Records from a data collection
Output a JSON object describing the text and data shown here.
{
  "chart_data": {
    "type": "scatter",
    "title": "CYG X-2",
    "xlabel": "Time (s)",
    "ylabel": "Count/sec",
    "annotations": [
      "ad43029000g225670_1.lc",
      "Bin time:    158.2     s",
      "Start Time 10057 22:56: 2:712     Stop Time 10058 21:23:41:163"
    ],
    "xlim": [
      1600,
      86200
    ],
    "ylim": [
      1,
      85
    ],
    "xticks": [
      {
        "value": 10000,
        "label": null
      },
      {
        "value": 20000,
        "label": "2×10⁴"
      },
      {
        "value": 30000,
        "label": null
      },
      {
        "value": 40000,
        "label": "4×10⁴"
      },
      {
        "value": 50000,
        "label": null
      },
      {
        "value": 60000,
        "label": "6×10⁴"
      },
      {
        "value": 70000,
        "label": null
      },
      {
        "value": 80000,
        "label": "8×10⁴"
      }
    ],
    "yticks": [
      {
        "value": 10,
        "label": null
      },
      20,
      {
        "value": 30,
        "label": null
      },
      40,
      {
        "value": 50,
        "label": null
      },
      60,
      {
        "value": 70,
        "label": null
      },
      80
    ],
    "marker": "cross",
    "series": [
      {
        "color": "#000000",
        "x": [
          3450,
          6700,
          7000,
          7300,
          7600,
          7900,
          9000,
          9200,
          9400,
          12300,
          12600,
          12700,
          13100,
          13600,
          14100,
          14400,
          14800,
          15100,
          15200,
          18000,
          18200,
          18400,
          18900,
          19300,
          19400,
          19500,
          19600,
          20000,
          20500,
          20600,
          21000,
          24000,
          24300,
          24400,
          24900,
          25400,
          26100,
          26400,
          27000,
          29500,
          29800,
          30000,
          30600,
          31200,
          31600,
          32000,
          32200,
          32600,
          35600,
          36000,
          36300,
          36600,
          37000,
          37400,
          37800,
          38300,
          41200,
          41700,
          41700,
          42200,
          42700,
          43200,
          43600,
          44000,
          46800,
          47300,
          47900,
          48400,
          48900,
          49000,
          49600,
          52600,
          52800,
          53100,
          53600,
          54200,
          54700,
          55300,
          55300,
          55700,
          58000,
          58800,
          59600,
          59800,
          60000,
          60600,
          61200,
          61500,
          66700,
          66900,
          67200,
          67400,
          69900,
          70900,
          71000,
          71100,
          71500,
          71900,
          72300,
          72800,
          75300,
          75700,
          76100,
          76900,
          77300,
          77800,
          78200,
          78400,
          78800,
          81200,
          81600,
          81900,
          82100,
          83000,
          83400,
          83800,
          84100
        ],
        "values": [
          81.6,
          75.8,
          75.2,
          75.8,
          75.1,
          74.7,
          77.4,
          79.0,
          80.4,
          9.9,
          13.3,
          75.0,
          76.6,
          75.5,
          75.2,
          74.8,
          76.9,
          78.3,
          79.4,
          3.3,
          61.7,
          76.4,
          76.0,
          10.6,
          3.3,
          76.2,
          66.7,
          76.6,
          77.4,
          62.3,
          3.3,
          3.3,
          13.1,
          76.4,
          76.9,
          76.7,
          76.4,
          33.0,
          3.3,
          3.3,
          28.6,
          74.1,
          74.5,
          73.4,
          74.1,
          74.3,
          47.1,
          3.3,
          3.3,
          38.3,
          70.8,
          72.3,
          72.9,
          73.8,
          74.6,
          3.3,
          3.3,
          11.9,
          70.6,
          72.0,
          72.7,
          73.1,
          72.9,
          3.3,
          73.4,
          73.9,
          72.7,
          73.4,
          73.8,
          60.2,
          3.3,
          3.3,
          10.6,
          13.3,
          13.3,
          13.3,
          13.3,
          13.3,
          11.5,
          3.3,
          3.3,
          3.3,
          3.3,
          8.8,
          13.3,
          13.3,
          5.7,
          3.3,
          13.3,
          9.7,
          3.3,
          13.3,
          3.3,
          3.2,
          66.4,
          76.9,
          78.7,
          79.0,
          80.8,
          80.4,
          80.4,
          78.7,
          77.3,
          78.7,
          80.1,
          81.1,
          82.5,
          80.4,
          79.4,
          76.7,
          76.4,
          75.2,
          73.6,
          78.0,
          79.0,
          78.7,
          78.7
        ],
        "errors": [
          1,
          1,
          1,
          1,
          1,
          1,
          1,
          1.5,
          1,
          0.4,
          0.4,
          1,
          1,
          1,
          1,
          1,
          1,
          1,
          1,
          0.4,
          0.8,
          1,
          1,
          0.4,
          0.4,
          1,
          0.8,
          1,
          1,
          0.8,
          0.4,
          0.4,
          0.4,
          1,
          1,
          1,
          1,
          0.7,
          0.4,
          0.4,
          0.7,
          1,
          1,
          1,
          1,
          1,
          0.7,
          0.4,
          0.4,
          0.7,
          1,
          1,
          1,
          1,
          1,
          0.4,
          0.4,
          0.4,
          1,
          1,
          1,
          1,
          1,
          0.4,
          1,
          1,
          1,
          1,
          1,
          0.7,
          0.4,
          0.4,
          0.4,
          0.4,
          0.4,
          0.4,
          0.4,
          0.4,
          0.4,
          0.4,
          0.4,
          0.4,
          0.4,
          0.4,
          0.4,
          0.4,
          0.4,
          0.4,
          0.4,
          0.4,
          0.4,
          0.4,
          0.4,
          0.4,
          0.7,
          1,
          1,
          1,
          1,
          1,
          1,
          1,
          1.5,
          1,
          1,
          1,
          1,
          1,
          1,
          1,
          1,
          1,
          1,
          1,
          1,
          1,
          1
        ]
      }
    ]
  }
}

__REQUIRED TASK__.
The records above must be repeated exactly, every one of them.

__THE RESULT__.
Output a JSON object describing the text and data shown here.
{
  "chart_data": {
    "type": "scatter",
    "title": "CYG X-2",
    "xlabel": "Time (s)",
    "ylabel": "Count/sec",
    "annotations": [
      "ad43029000g225670_1.lc",
      "Bin time:    158.2     s",
      "Start Time 10057 22:56: 2:712     Stop Time 10058 21:23:41:163"
    ],
    "xlim": [
      1600,
      86200
    ],
    "ylim": [
      1,
      85
    ],
    "xticks": [
      {
        "value": 10000,
        "label": null
      },
      {
        "value": 20000,
        "label": "2×10⁴"
      },
      {
        "value": 30000,
        "label": null
      },
      {
        "value": 40000,
        "label": "4×10⁴"
      },
      {
        "value": 50000,
        "label": null
      },
      {
        "value": 60000,
        "label": "6×10⁴"
      },
      {
        "value": 70000,
        "label": null
      },
      {
        "value": 80000,
        "label": "8×10⁴"
      }
    ],
    "yticks": [
      {
        "value": 10,
        "label": null
      },
      20,
      {
        "value": 30,
        "label": null
      },
      40,
      {
        "value": 50,
        "label": null
      },
      60,
      {
        "value": 70,
        "label": null
      },
      80
    ],
    "marker": "cross",
    "series": [
      {
        "color": "#000000",
        "x": [
          3450,
          6700,
          7000,
          7300,
          7600,
          7900,
          9000,
          9200,
          9400,
          12300,
          12600,
          12700,
          13100,
          13600,
          14100,
          14400,
          14800,
          15100,
          15200,
          18000,
          18200,
          18400,
          18900,
          19300,
          19400,
          19500,
          19600,
          20000,
          20500,
          20600,
          21000,
          24000,
          24300,
          24400,
          24900,
          25400,
          26100,
          26400,
          27000,
          29500,
          29800,
          30000,
          30600,
          31200,
          31600,
          32000,
          32200,
          32600,
          35600,
          36000,
          36300,
          36600,
          37000,
          37400,
          37800,
          38300,
          41200,
          41700,
          41700,
          42200,
          42700,
          43200,
          43600,
          44000,
          46800,
          47300,
          47900,
          48400,
          48900,
          49000,
          49600,
          52600,
          52800,
          53100,
          53600,
          54200,
          54700,
          55300,
          55300,
          55700,
          58000,
          58800,
          59600,
          59800,
          60000,
          60600,
          61200,
          61500,
          66700,
          66900,
          67200,
          67400,
          69900,
          70900,
          71000,
          71100,
          71500,
          71900,
          72300,
          72800,
          75300,
          75700,
          76100,
          76900,
          77300,
          77800,
          78200,
          78400,
          78800,
          81200,
          81600,
          81900,
          82100,
          83000,
          83400,
          83800,
          84100
        ],
        "values": [
          81.6,
          75.8,
          75.2,
          75.8,
          75.1,
          74.7,
          77.4,
          79.0,
          80.4,
          9.9,
          13.3,
          75.0,
          76.6,
          75.5,
          75.2,
          74.8,
          76.9,
          78.3,
          79.4,
          3.3,
          61.7,
          76.4,
          76.0,
          10.6,
          3.3,
          76.2,
          66.7,
          76.6,
          77.4,
          62.3,
          3.3,
          3.3,
          13.1,
          76.4,
          76.9,
          76.7,
          76.4,
          33.0,
          3.3,
          3.3,
          28.6,
          74.1,
          74.5,
          73.4,
          74.1,
          74.3,
          47.1,
          3.3,
          3.3,
          38.3,
          70.8,
          72.3,
          72.9,
          73.8,
          74.6,
          3.3,
          3.3,
          11.9,
          70.6,
          72.0,
          72.7,
          73.1,
          72.9,
          3.3,
          73.4,
          73.9,
          72.7,
          73.4,
          73.8,
          60.2,
          3.3,
          3.3,
          10.6,
          13.3,
          13.3,
          13.3,
          13.3,
          13.3,
          11.5,
          3.3,
          3.3,
          3.3,
          3.3,
          8.8,
          13.3,
          13.3,
          5.7,
          3.3,
          13.3,
          9.7,
          3.3,
          13.3,
          3.3,
          3.2,
          66.4,
          76.9,
          78.7,
          79.0,
          80.8,
          80.4,
          80.4,
          78.7,
          77.3,
          78.7,
          80.1,
          81.1,
          82.5,
          80.4,
          79.4,
          76.7,
          76.4,
          75.2,
          73.6,
          78.0,
          79.0,
          78.7,
          78.7
        ],
        "errors": [
          1,
          1,
          1,
          1,
          1,
          1,
          1,
          1.5,
          1,
          0.4,
          0.4,
          1,
          1,
          1,
          1,
          1,
          1,
          1,
          1,
          0.4,
          0.8,
          1,
          1,
          0.4,
          0.4,
          1,
          0.8,
          1,
          1,
          0.8,
          0.4,
          0.4,
          0.4,
          1,
          1,
          1,
          1,
          0.7,
          0.4,
          0.4,
          0.7,
          1,
          1,
          1,
          1,
          1,
          0.7,
          0.4,
          0.4,
          0.7,
          1,
          1,
          1,
          1,
          1,
          0.4,
          0.4,
          0.4,
          1,
          1,
          1,
          1,
          1,
          0.4,
          1,
          1,
          1,
          1,
          1,
          0.7,
          0.4,
          0.4,
          0.4,
          0.4,
          0.4,
          0.4,
          0.4,
          0.4,
          0.4,
          0.4,
          0.4,
          0.4,
          0.4,
          0.4,
          0.4,
          0.4,
          0.4,
          0.4,
          0.4,
          0.4,
          0.4,
          0.4,
          0.4,
          0.4,
          0.7,
          1,
          1,
          1,
          1,
          1,
          1,
          1,
          1.5,
          1,
          1,
          1,
          1,
          1,
          1,
          1,
          1,
          1,
          1,
          1,
          1,
          1,
          1
        ]
      }
    ]
  }
}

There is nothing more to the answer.